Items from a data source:

● ● ● ● ●

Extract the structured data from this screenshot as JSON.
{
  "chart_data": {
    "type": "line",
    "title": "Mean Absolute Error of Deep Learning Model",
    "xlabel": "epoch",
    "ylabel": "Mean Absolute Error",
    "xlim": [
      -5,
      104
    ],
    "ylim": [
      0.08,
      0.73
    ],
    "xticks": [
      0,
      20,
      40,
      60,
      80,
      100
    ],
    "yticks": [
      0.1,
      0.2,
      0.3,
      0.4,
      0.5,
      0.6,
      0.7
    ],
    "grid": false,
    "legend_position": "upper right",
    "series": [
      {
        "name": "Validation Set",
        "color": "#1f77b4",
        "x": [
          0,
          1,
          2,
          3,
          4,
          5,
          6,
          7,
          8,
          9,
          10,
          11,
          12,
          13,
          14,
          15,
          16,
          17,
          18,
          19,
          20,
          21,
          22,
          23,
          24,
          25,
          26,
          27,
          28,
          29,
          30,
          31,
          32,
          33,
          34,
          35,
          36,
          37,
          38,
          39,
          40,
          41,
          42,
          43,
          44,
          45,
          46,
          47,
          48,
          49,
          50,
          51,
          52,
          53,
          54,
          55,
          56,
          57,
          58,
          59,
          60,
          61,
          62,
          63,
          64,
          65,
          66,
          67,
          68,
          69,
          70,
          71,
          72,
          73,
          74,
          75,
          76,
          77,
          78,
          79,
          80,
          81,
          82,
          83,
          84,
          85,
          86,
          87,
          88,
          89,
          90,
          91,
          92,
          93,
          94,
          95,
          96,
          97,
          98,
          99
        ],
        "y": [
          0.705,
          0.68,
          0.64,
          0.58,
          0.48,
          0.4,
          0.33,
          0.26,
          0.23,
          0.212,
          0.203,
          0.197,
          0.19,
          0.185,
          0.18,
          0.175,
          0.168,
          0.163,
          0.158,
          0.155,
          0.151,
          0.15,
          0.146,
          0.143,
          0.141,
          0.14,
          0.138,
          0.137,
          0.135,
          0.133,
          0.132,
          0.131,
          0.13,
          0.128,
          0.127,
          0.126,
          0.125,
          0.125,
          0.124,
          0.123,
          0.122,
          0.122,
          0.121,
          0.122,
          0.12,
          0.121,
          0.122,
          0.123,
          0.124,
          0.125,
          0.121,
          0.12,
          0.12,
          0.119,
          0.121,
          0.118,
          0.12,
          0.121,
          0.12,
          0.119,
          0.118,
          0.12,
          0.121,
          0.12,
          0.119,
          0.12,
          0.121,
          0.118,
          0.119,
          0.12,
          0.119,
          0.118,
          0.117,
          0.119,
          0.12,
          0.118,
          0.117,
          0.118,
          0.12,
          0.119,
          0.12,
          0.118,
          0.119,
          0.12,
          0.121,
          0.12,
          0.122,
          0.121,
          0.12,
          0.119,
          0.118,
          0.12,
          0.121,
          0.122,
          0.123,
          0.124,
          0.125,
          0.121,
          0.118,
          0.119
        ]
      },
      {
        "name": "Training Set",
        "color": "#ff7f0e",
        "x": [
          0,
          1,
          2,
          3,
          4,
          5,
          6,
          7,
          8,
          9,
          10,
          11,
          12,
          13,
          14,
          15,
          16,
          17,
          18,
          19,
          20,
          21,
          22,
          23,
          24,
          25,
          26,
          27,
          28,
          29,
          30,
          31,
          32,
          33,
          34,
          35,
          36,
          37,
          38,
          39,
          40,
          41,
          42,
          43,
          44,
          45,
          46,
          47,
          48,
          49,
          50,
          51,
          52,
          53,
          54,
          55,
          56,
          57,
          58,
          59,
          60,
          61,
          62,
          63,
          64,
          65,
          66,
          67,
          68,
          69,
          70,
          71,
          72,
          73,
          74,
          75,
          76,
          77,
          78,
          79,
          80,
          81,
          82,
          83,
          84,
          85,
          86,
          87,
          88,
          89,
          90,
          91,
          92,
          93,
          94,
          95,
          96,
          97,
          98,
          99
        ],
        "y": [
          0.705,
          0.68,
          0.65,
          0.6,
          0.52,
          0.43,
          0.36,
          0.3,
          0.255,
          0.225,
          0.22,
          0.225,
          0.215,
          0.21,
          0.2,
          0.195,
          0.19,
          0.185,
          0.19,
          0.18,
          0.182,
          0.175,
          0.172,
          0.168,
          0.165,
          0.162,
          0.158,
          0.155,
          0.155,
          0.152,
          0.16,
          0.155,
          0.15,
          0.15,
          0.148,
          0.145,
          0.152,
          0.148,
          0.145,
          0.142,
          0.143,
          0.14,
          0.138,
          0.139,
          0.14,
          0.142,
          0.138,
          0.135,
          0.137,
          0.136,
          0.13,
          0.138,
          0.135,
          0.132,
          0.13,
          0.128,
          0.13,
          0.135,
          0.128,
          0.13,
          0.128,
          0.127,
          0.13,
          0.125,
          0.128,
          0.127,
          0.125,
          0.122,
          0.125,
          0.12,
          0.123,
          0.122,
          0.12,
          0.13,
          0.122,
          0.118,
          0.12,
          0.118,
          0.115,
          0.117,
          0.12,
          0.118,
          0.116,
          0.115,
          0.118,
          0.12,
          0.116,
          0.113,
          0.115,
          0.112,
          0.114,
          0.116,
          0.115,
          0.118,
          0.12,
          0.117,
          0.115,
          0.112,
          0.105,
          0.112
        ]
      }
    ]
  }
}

● ● ● ● ●

■ DO THIS: Where a line in the entries holds the word "Absolute", copy that line.

■ TASK RESPONSE:
    "title": "Mean Absolute Error of Deep Learning Model",
    "ylabel": "Mean Absolute Error",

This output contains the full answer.